• _Stated problem_
Can you give, as a numbered list with blank lines left out, the entries starting with the line with "candle-body: [362, 229, 368, 233]" and going on through the line with "high-price: 4,415: [512, 25, 542, 36]"?

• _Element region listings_
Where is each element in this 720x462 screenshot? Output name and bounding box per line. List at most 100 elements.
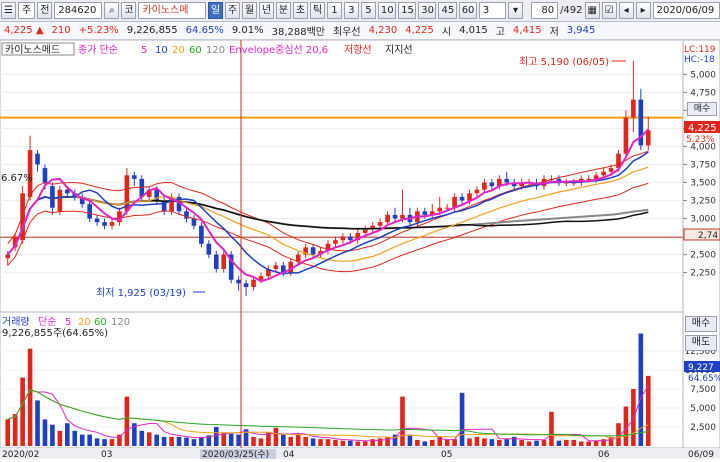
candle-body: [362, 229, 368, 233]
candle-body: [132, 175, 137, 179]
volume-bar: [191, 439, 197, 446]
interval-select[interactable]: 3: [478, 2, 507, 19]
vol-ratio: 9.01%: [231, 25, 264, 36]
chevron-down-icon[interactable]: ▾: [508, 2, 524, 19]
search-icon[interactable]: ⌕: [104, 2, 120, 19]
sell-button[interactable]: 매도: [685, 335, 717, 351]
step-right-icon[interactable]: ▸: [635, 2, 651, 19]
vol-legend-name: 거래량: [2, 316, 30, 328]
candle-body: [191, 218, 197, 226]
interval-1-button[interactable]: 1: [326, 2, 342, 19]
high-price: 4,415: [512, 25, 542, 36]
period-week-button[interactable]: 주: [224, 2, 240, 19]
high-annotation: 최고 5,190 (06/05): [519, 56, 609, 68]
volume-bar: [586, 441, 591, 446]
vol-tag-pct: 64.65%: [688, 374, 720, 384]
interval-30-button[interactable]: 30: [418, 2, 437, 19]
legend-ma20: 20: [172, 45, 185, 56]
stock-chart[interactable]: 5,0004,7504,5004,2504,0003,7503,5003,250…: [0, 39, 720, 460]
volume-bar: [27, 348, 33, 446]
volume-bar: [154, 434, 159, 446]
checkbox-icon[interactable]: ☑: [601, 2, 617, 19]
volume-bar: [340, 440, 346, 446]
interval-5-button[interactable]: 5: [360, 2, 376, 19]
candle-body: [213, 254, 219, 269]
date-label-jun: 06: [598, 450, 610, 459]
volume-bar: [124, 396, 130, 446]
candle-body: [348, 236, 353, 241]
candle-body: [251, 279, 256, 287]
interval-60-button[interactable]: 60: [458, 2, 477, 19]
volume-bar: [139, 430, 145, 446]
candle-body: [236, 279, 241, 284]
count-input[interactable]: 80: [530, 2, 559, 19]
volume-bar: [504, 439, 510, 446]
hc-label: HC:-18: [684, 55, 715, 65]
step-left-icon[interactable]: ◂: [618, 2, 634, 19]
volume-bar: [72, 430, 78, 446]
turnover-pct: 64.65%: [185, 25, 224, 36]
volume-bar: [102, 439, 107, 446]
date-label-apr: 04: [283, 450, 295, 459]
volume-bar: [444, 439, 450, 446]
low-label: 저: [549, 27, 559, 38]
volume-bar: [489, 439, 495, 446]
price-tick-label: 2,250: [690, 269, 716, 279]
type-button[interactable]: 코: [121, 2, 137, 19]
volume-bar: [348, 440, 353, 446]
candle-body: [199, 225, 204, 244]
low-annotation: 최저 1,925 (03/19): [96, 287, 186, 299]
volume-bar: [407, 434, 413, 446]
volume-bar: [333, 439, 338, 446]
volume-bar: [534, 440, 539, 446]
stock-code-input[interactable]: 284620: [54, 2, 103, 19]
volume-bar: [377, 438, 383, 446]
stock-name-field: 카이노스메: [138, 2, 206, 19]
interval-45-button[interactable]: 45: [438, 2, 457, 19]
period-tick-button[interactable]: 틱: [309, 2, 325, 19]
prev-button[interactable]: 전: [37, 2, 53, 19]
interval-10-button[interactable]: 10: [377, 2, 397, 19]
buy-small-button[interactable]: 매수: [687, 102, 717, 116]
chart-area[interactable]: 5,0004,7504,5004,2504,0003,7503,5003,250…: [0, 39, 720, 460]
vol-legend-ma-label: 단순: [38, 316, 56, 328]
period-minute-button[interactable]: 분: [275, 2, 291, 19]
candle-body: [35, 153, 40, 165]
legend-stock-name: 카이노스메드: [5, 44, 60, 56]
period-year-button[interactable]: 년: [258, 2, 274, 19]
volume-bar: [355, 441, 361, 446]
count-total: /492: [560, 5, 583, 16]
volume-bar: [251, 436, 256, 446]
candle-body: [392, 214, 398, 219]
legend-ma-label: 종가 단순: [78, 44, 118, 56]
date-input[interactable]: 2020/06/09: [652, 2, 720, 19]
buy-button[interactable]: 매수: [685, 316, 717, 332]
price-tag: 4,225: [688, 123, 717, 134]
chart-settings-icon[interactable]: ▦: [584, 2, 600, 19]
volume-bar: [303, 436, 308, 446]
bid-price: 4,225: [405, 25, 434, 36]
volume-bar: [228, 433, 234, 446]
period-second-button[interactable]: 초: [292, 2, 308, 19]
interval-15-button[interactable]: 15: [398, 2, 417, 19]
volume-bar: [549, 411, 554, 446]
legend-ma120: 120: [206, 45, 225, 56]
volume-bar: [42, 419, 48, 446]
quote-info-bar: 4,225 ▲ 210 +5.23% 9,226,855 64.65% 9.01…: [0, 22, 720, 40]
legend-resist: 저항선: [344, 44, 372, 56]
lc-label: LC:119: [684, 45, 716, 55]
price-change-pct: +5.23%: [78, 25, 119, 36]
volume-bar: [57, 430, 63, 446]
price-tick-label: 3,000: [690, 215, 716, 225]
candle-body: [206, 243, 212, 255]
volume-bar: [146, 432, 152, 446]
period-month-button[interactable]: 월: [241, 2, 257, 19]
menu-icon[interactable]: ☰: [1, 2, 16, 19]
candle-body: [601, 171, 606, 176]
vol-legend-ma60: 60: [94, 317, 107, 328]
candle-body: [459, 196, 465, 201]
vol-tag: 9,227: [688, 363, 714, 373]
market-select[interactable]: 주: [18, 2, 36, 19]
period-day-button[interactable]: 일: [207, 2, 223, 19]
interval-3-button[interactable]: 3: [343, 2, 359, 19]
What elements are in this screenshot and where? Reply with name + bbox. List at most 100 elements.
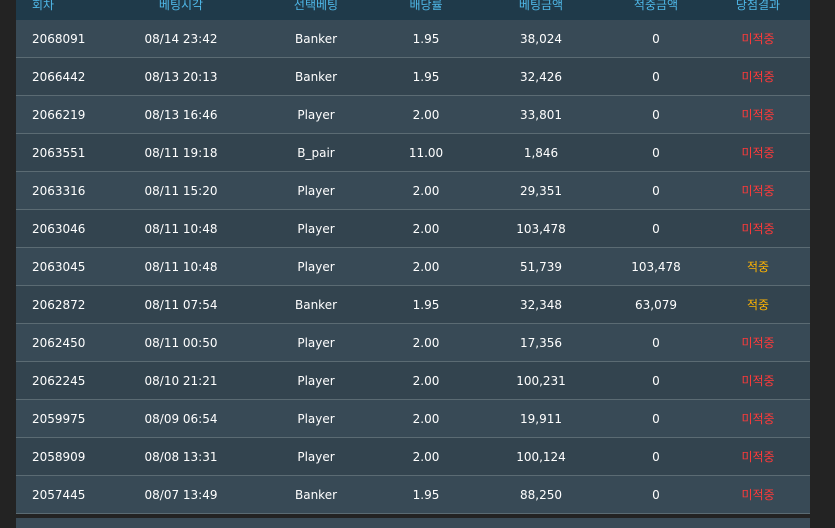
time-cell: 08/07 13:49 (144, 487, 218, 502)
selection-cell: Banker (294, 31, 338, 46)
table-row[interactable]: 2059975 08/09 06:54 Player 2.00 19,911 0 미적중 (16, 400, 810, 438)
table-header: 회차 베팅시각 선택베팅 배당률 베팅금액 적중금액 당첨결과 (16, 0, 810, 20)
col-bet-time: 베팅시각 (158, 0, 204, 12)
odds-cell: 2.00 (412, 221, 440, 236)
time-cell: 08/11 07:54 (144, 297, 218, 312)
odds-cell: 1.95 (412, 487, 440, 502)
round-cell: 2068091 (32, 31, 86, 46)
bet-amount-cell: 32,426 (520, 69, 562, 84)
bet-amount-cell: 33,801 (520, 107, 562, 122)
selection-cell: Player (297, 449, 335, 464)
round-cell: 2063316 (32, 183, 86, 198)
next-row-partial (16, 518, 810, 528)
table-row[interactable]: 2063045 08/11 10:48 Player 2.00 51,739 103,47… (16, 248, 810, 286)
round-cell: 2062245 (32, 373, 86, 388)
win-amount-cell: 0 (652, 449, 660, 464)
bet-amount-cell: 32,348 (520, 297, 562, 312)
bet-amount-cell: 17,356 (520, 335, 562, 350)
odds-cell: 1.95 (412, 69, 440, 84)
table-body: 2068091 08/14 23:42 Banker 1.95 38,024 0 미적중 20… (16, 20, 810, 514)
time-cell: 08/13 20:13 (144, 69, 218, 84)
result-cell: 미적중 (741, 32, 775, 46)
round-cell: 2062872 (32, 297, 86, 312)
round-cell: 2063046 (32, 221, 86, 236)
time-cell: 08/10 21:21 (144, 373, 218, 388)
col-bet-amount: 베팅금액 (518, 0, 564, 12)
round-cell: 2063045 (32, 259, 86, 274)
win-amount-cell: 0 (652, 373, 660, 388)
bet-amount-cell: 1,846 (523, 145, 559, 160)
selection-cell: Player (297, 107, 335, 122)
odds-cell: 2.00 (412, 107, 440, 122)
win-amount-cell: 0 (652, 31, 660, 46)
odds-cell: 11.00 (408, 145, 444, 160)
win-amount-cell: 0 (652, 145, 660, 160)
table-row[interactable]: 2066219 08/13 16:46 Player 2.00 33,801 0 미적중 (16, 96, 810, 134)
result-cell: 미적중 (741, 412, 775, 426)
selection-cell: Banker (294, 69, 338, 84)
selection-cell: Banker (294, 487, 338, 502)
time-cell: 08/11 19:18 (144, 145, 218, 160)
selection-cell: Banker (294, 297, 338, 312)
win-amount-cell: 0 (652, 411, 660, 426)
bet-amount-cell: 38,024 (520, 31, 562, 46)
time-cell: 08/11 10:48 (144, 259, 218, 274)
round-cell: 2066219 (32, 107, 86, 122)
odds-cell: 1.95 (412, 297, 440, 312)
time-cell: 08/09 06:54 (144, 411, 218, 426)
col-win-amount: 적중금액 (633, 0, 679, 12)
time-cell: 08/11 00:50 (144, 335, 218, 350)
table-row[interactable]: 2063316 08/11 15:20 Player 2.00 29,351 0 미적중 (16, 172, 810, 210)
table-row[interactable]: 2062872 08/11 07:54 Banker 1.95 32,348 63,079… (16, 286, 810, 324)
odds-cell: 2.00 (412, 373, 440, 388)
time-cell: 08/11 10:48 (144, 221, 218, 236)
col-result: 당첨결과 (735, 0, 781, 12)
bet-amount-cell: 29,351 (520, 183, 562, 198)
result-cell: 미적중 (741, 222, 775, 236)
table-row[interactable]: 2063551 08/11 19:18 B_pair 11.00 1,846 0 미적중 (16, 134, 810, 172)
selection-cell: Player (297, 335, 335, 350)
selection-cell: Player (297, 221, 335, 236)
odds-cell: 2.00 (412, 449, 440, 464)
odds-cell: 2.00 (412, 411, 440, 426)
round-cell: 2063551 (32, 145, 86, 160)
result-cell: 미적중 (741, 184, 775, 198)
selection-cell: Player (297, 411, 335, 426)
table-row[interactable]: 2066442 08/13 20:13 Banker 1.95 32,426 0 미적중 (16, 58, 810, 96)
selection-cell: B_pair (297, 145, 335, 160)
selection-cell: Player (297, 373, 335, 388)
table-row[interactable]: 2063046 08/11 10:48 Player 2.00 103,478 0 미적중 (16, 210, 810, 248)
table-row[interactable]: 2062245 08/10 21:21 Player 2.00 100,231 0 미적중 (16, 362, 810, 400)
win-amount-cell: 103,478 (631, 259, 681, 274)
result-cell: 적중 (746, 260, 770, 274)
table-row[interactable]: 2058909 08/08 13:31 Player 2.00 100,124 0 미적중 (16, 438, 810, 476)
table-row[interactable]: 2062450 08/11 00:50 Player 2.00 17,356 0 미적중 (16, 324, 810, 362)
time-cell: 08/13 16:46 (144, 107, 218, 122)
odds-cell: 2.00 (412, 183, 440, 198)
win-amount-cell: 0 (652, 487, 660, 502)
result-cell: 미적중 (741, 146, 775, 160)
round-cell: 2066442 (32, 69, 86, 84)
table-row[interactable]: 2057445 08/07 13:49 Banker 1.95 88,250 0 미적중 (16, 476, 810, 514)
bet-amount-cell: 88,250 (520, 487, 562, 502)
selection-cell: Player (297, 259, 335, 274)
time-cell: 08/14 23:42 (144, 31, 218, 46)
odds-cell: 1.95 (412, 31, 440, 46)
result-cell: 미적중 (741, 450, 775, 464)
result-cell: 미적중 (741, 108, 775, 122)
time-cell: 08/11 15:20 (144, 183, 218, 198)
selection-cell: Player (297, 183, 335, 198)
win-amount-cell: 0 (652, 335, 660, 350)
win-amount-cell: 0 (652, 221, 660, 236)
win-amount-cell: 63,079 (635, 297, 677, 312)
bet-amount-cell: 19,911 (520, 411, 562, 426)
result-cell: 미적중 (741, 70, 775, 84)
table-row[interactable]: 2068091 08/14 23:42 Banker 1.95 38,024 0 미적중 (16, 20, 810, 58)
round-cell: 2059975 (32, 411, 86, 426)
result-cell: 미적중 (741, 374, 775, 388)
result-cell: 미적중 (741, 488, 775, 502)
bet-amount-cell: 103,478 (516, 221, 566, 236)
bet-amount-cell: 100,124 (516, 449, 566, 464)
odds-cell: 2.00 (412, 259, 440, 274)
col-selection: 선택베팅 (293, 0, 339, 12)
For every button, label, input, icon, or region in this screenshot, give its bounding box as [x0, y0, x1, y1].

• _Reply_
1. candle-body: [362, 229, 368, 233]
2. candle-body: [132, 175, 137, 179]
3. volume-bar: [191, 439, 197, 446]
4. interval-select[interactable]: 3: [478, 2, 507, 19]
5. vol-ratio: 9.01%: [231, 25, 264, 36]
6. chevron-down-icon[interactable]: ▾: [508, 2, 524, 19]
7. search-icon[interactable]: ⌕: [104, 2, 120, 19]
8. sell-button[interactable]: 매도: [685, 335, 717, 351]
9. step-right-icon[interactable]: ▸: [635, 2, 651, 19]
10. vol-legend-name: 거래량: [2, 316, 30, 328]
11. candle-body: [191, 218, 197, 226]
12. interval-1-button[interactable]: 1: [326, 2, 342, 19]
13. high-price: 4,415: [512, 25, 542, 36]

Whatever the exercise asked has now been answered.